=== GIVEN EXERCISE ===
Tally every line of the listing where the string "trên" is found, and state the total alone.

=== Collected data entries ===
* * *

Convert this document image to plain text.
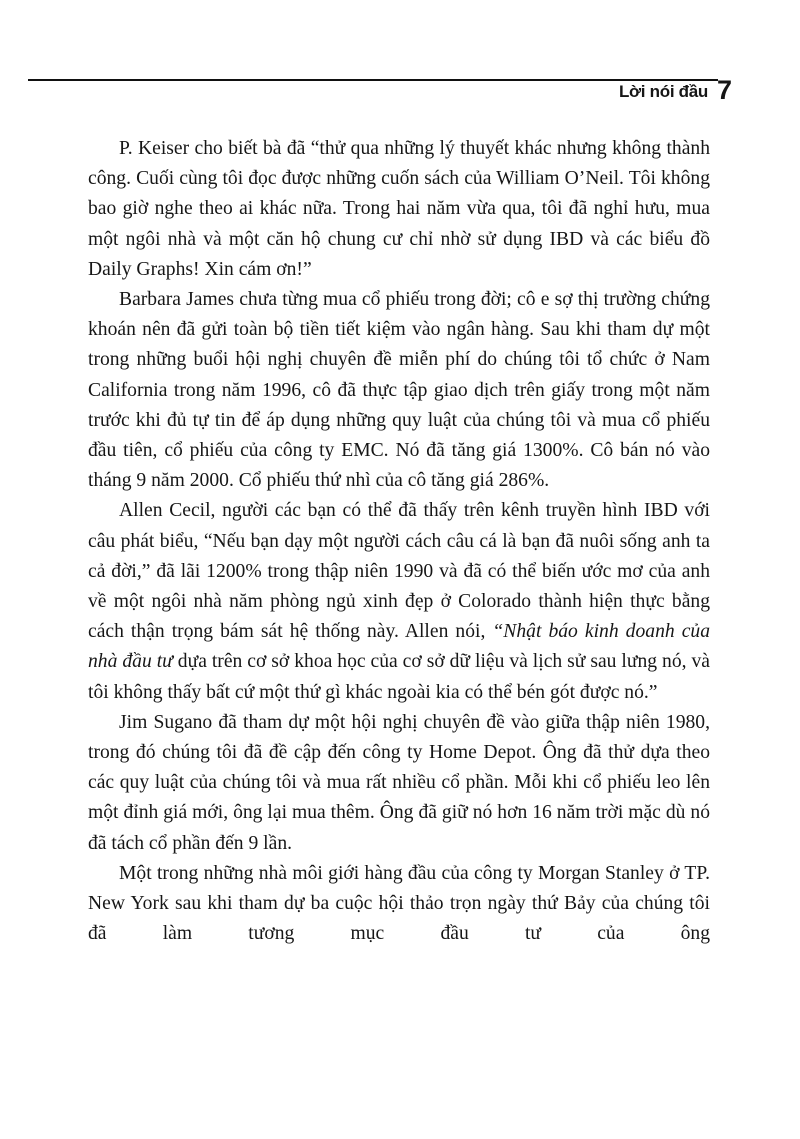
Lời nói đầu 7

P. Keiser cho biết bà đã “thử qua những lý thuyết khác nhưng không thành công. Cuối cùng tôi đọc được những cuốn sách của William O’Neil. Tôi không bao giờ nghe theo ai khác nữa. Trong hai năm vừa qua, tôi đã nghỉ hưu, mua một ngôi nhà và một căn hộ chung cư chỉ nhờ sử dụng IBD và các biểu đồ Daily Graphs! Xin cám ơn!”

Barbara James chưa từng mua cổ phiếu trong đời; cô e sợ thị trường chứng khoán nên đã gửi toàn bộ tiền tiết kiệm vào ngân hàng. Sau khi tham dự một trong những buổi hội nghị chuyên đề miễn phí do chúng tôi tổ chức ở Nam California trong năm 1996, cô đã thực tập giao dịch trên giấy trong một năm trước khi đủ tự tin để áp dụng những quy luật của chúng tôi và mua cổ phiếu đầu tiên, cổ phiếu của công ty EMC. Nó đã tăng giá 1300%. Cô bán nó vào tháng 9 năm 2000. Cổ phiếu thứ nhì của cô tăng giá 286%.

Allen Cecil, người các bạn có thể đã thấy trên kênh truyền hình IBD với câu phát biểu, “Nếu bạn dạy một người cách câu cá là bạn đã nuôi sống anh ta cả đời,” đã lãi 1200% trong thập niên 1990 và đã có thể biến ước mơ của anh về một ngôi nhà năm phòng ngủ xinh đẹp ở Colorado thành hiện thực bằng cách thận trọng bám sát hệ thống này. Allen nói, “Nhật báo kinh doanh của nhà đầu tư dựa trên cơ sở khoa học của cơ sở dữ liệu và lịch sử sau lưng nó, và tôi không thấy bất cứ một thứ gì khác ngoài kia có thể bén gót được nó.”

Jim Sugano đã tham dự một hội nghị chuyên đề vào giữa thập niên 1980, trong đó chúng tôi đã đề cập đến công ty Home Depot. Ông đã thử dựa theo các quy luật của chúng tôi và mua rất nhiều cổ phần. Mỗi khi cổ phiếu leo lên một đỉnh giá mới, ông lại mua thêm. Ông đã giữ nó hơn 16 năm trời mặc dù nó đã tách cổ phần đến 9 lần.

Một trong những nhà môi giới hàng đầu của công ty Morgan Stanley ở TP. New York sau khi tham dự ba cuộc hội thảo trọn ngày thứ Bảy của chúng tôi đã làm tương mục đầu tư của ông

* * *

=== FULL OUTPUT ===
2